Extract the full listing verbatim and drop any pictures from your copy.

* **Figure collection entries**
——————

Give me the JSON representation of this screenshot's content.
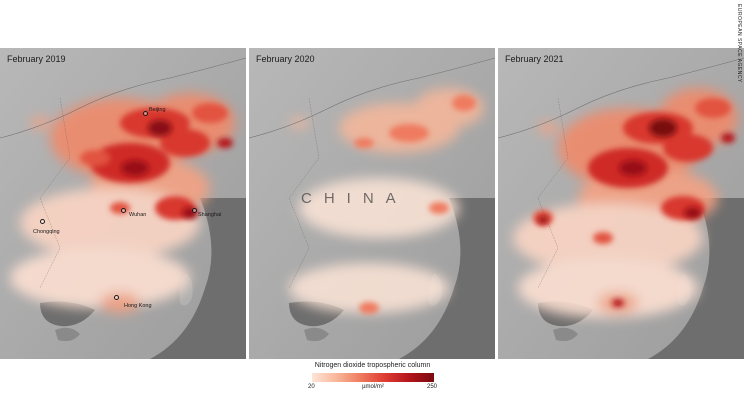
{
  "panels": [
    {
      "title": "February 2019",
      "level": "high"
    },
    {
      "title": "February 2020",
      "level": "low"
    },
    {
      "title": "February 2021",
      "level": "high"
    }
  ],
  "cities": {
    "beijing": "Beijing",
    "wuhan": "Wuhan",
    "shanghai": "Shanghai",
    "chongqing": "Chongqing",
    "hong_kong": "Hong Kong"
  },
  "country_label": "CHINA",
  "credit": "EUROPEAN SPACE AGENCY",
  "legend": {
    "title": "Nitrogen dioxide tropospheric column",
    "min": "20",
    "max": "250",
    "unit": "µmol/m²"
  },
  "colors": {
    "low": "#fde5d7",
    "mid": "#ef7a5e",
    "high": "#b3151b",
    "max": "#7a0b10",
    "sea": "#6e6e6e",
    "land": "#a9a9a9"
  }
}
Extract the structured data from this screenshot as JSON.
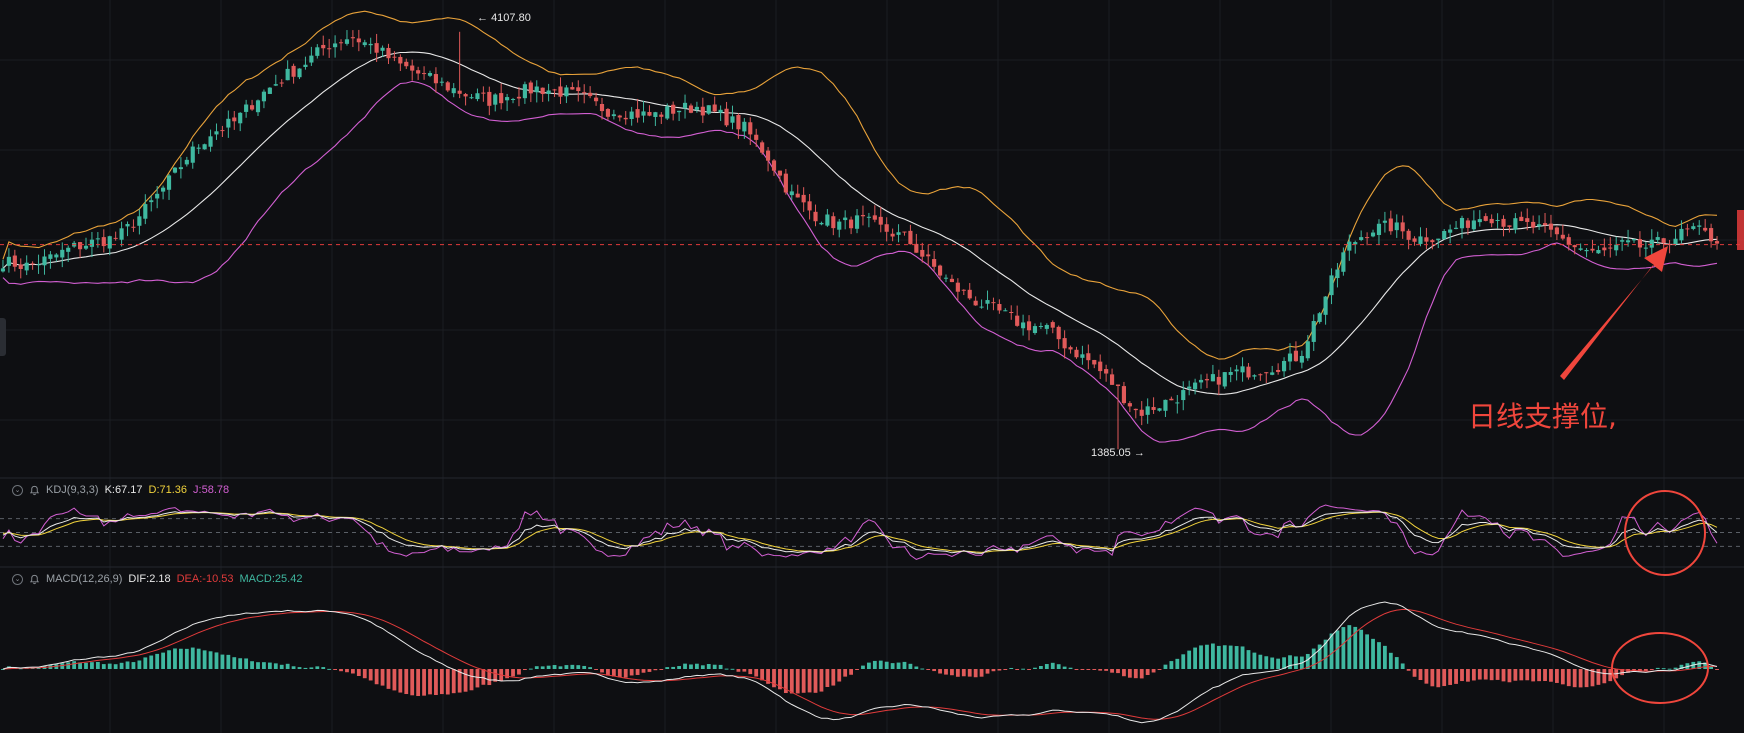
{
  "chart_data": [
    {
      "type": "candlestick",
      "panel": "main",
      "indicators": [
        "BOLL"
      ],
      "price_high_label": "4107.80",
      "price_low_label": "1385.05",
      "ylim": [
        1250,
        4250
      ],
      "current_price_line": 2720,
      "colors": {
        "up": "#3fb8a0",
        "down": "#e05a5a",
        "boll_upper": "#e8a23a",
        "boll_mid": "#e8e8e8",
        "boll_lower": "#d25fd2",
        "current_line": "#e03b3b"
      },
      "close_series": [
        2610,
        2580,
        2630,
        2700,
        2740,
        2770,
        2920,
        3100,
        3300,
        3450,
        3520,
        3680,
        3800,
        3900,
        4020,
        4080,
        4010,
        3900,
        3830,
        3760,
        3700,
        3660,
        3700,
        3740,
        3720,
        3680,
        3600,
        3580,
        3560,
        3600,
        3620,
        3560,
        3480,
        3300,
        3050,
        2920,
        2850,
        2880,
        2820,
        2760,
        2600,
        2450,
        2350,
        2280,
        2200,
        2180,
        2050,
        1950,
        1800,
        1620,
        1680,
        1750,
        1820,
        1880,
        1900,
        1930,
        2000,
        2350,
        2700,
        2820,
        2840,
        2760,
        2780,
        2850,
        2920,
        2860,
        2840,
        2780,
        2700,
        2660,
        2720,
        2700,
        2760,
        2820,
        2750
      ],
      "annotation": "日线支撑位,"
    },
    {
      "type": "line",
      "panel": "kdj",
      "name": "KDJ(9,3,3)",
      "legend": {
        "k": "K:67.17",
        "d": "D:71.36",
        "j": "J:58.78"
      },
      "ylim": [
        -20,
        120
      ],
      "guide_levels": [
        80,
        50,
        20
      ],
      "colors": {
        "k": "#e8e8e8",
        "d": "#f0d23c",
        "j": "#d25fd2"
      }
    },
    {
      "type": "bar",
      "panel": "macd",
      "name": "MACD(12,26,9)",
      "legend": {
        "dif": "DIF:2.18",
        "dea": "DEA:-10.53",
        "macd": "MACD:25.42"
      },
      "colors": {
        "dif": "#e8e8e8",
        "dea": "#e03b3b",
        "hist_pos": "#3fb8a0",
        "hist_neg": "#e05a5a"
      }
    }
  ]
}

——————

* **COMPLETE ANSWER**
Give me the JSON representation of this screenshot's content.
{
  "panels": [
    {
      "title": "February 2019",
      "level": "high"
    },
    {
      "title": "February 2020",
      "level": "low"
    },
    {
      "title": "February 2021",
      "level": "high"
    }
  ],
  "cities": {
    "beijing": "Beijing",
    "wuhan": "Wuhan",
    "shanghai": "Shanghai",
    "chongqing": "Chongqing",
    "hong_kong": "Hong Kong"
  },
  "country_label": "CHINA",
  "credit": "EUROPEAN SPACE AGENCY",
  "legend": {
    "title": "Nitrogen dioxide tropospheric column",
    "min": "20",
    "max": "250",
    "unit": "µmol/m²"
  },
  "colors": {
    "low": "#fde5d7",
    "mid": "#ef7a5e",
    "high": "#b3151b",
    "max": "#7a0b10",
    "sea": "#6e6e6e",
    "land": "#a9a9a9"
  }
}
Extract the structured data from this screenshot as JSON.
{
  "chart_data": [
    {
      "type": "candlestick",
      "panel": "main",
      "indicators": [
        "BOLL"
      ],
      "price_high_label": "4107.80",
      "price_low_label": "1385.05",
      "ylim": [
        1250,
        4250
      ],
      "current_price_line": 2720,
      "colors": {
        "up": "#3fb8a0",
        "down": "#e05a5a",
        "boll_upper": "#e8a23a",
        "boll_mid": "#e8e8e8",
        "boll_lower": "#d25fd2",
        "current_line": "#e03b3b"
      },
      "close_series": [
        2610,
        2580,
        2630,
        2700,
        2740,
        2770,
        2920,
        3100,
        3300,
        3450,
        3520,
        3680,
        3800,
        3900,
        4020,
        4080,
        4010,
        3900,
        3830,
        3760,
        3700,
        3660,
        3700,
        3740,
        3720,
        3680,
        3600,
        3580,
        3560,
        3600,
        3620,
        3560,
        3480,
        3300,
        3050,
        2920,
        2850,
        2880,
        2820,
        2760,
        2600,
        2450,
        2350,
        2280,
        2200,
        2180,
        2050,
        1950,
        1800,
        1620,
        1680,
        1750,
        1820,
        1880,
        1900,
        1930,
        2000,
        2350,
        2700,
        2820,
        2840,
        2760,
        2780,
        2850,
        2920,
        2860,
        2840,
        2780,
        2700,
        2660,
        2720,
        2700,
        2760,
        2820,
        2750
      ],
      "annotation": "日线支撑位,"
    },
    {
      "type": "line",
      "panel": "kdj",
      "name": "KDJ(9,3,3)",
      "legend": {
        "k": "K:67.17",
        "d": "D:71.36",
        "j": "J:58.78"
      },
      "ylim": [
        -20,
        120
      ],
      "guide_levels": [
        80,
        50,
        20
      ],
      "colors": {
        "k": "#e8e8e8",
        "d": "#f0d23c",
        "j": "#d25fd2"
      }
    },
    {
      "type": "bar",
      "panel": "macd",
      "name": "MACD(12,26,9)",
      "legend": {
        "dif": "DIF:2.18",
        "dea": "DEA:-10.53",
        "macd": "MACD:25.42"
      },
      "colors": {
        "dif": "#e8e8e8",
        "dea": "#e03b3b",
        "hist_pos": "#3fb8a0",
        "hist_neg": "#e05a5a"
      }
    }
  ]
}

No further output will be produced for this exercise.